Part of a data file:
────────

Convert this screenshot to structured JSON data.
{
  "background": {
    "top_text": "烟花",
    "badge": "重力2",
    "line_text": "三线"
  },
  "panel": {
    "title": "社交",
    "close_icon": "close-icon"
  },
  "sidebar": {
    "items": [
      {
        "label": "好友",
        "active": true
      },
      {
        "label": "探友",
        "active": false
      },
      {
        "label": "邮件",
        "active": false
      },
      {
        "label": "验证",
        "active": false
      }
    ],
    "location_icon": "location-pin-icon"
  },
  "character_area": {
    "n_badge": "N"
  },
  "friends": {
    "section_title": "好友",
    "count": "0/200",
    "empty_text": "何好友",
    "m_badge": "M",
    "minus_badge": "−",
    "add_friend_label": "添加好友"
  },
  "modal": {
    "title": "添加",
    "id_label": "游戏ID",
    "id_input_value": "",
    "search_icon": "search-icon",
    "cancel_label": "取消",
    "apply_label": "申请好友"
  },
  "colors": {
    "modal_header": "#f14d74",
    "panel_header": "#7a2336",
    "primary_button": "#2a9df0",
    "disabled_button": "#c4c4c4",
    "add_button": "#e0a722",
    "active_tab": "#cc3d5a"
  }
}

────────

Given instruction:
Find every line in the entries that includes the word "icon", then state how many there are and nothing else.

Answer to this problem:
3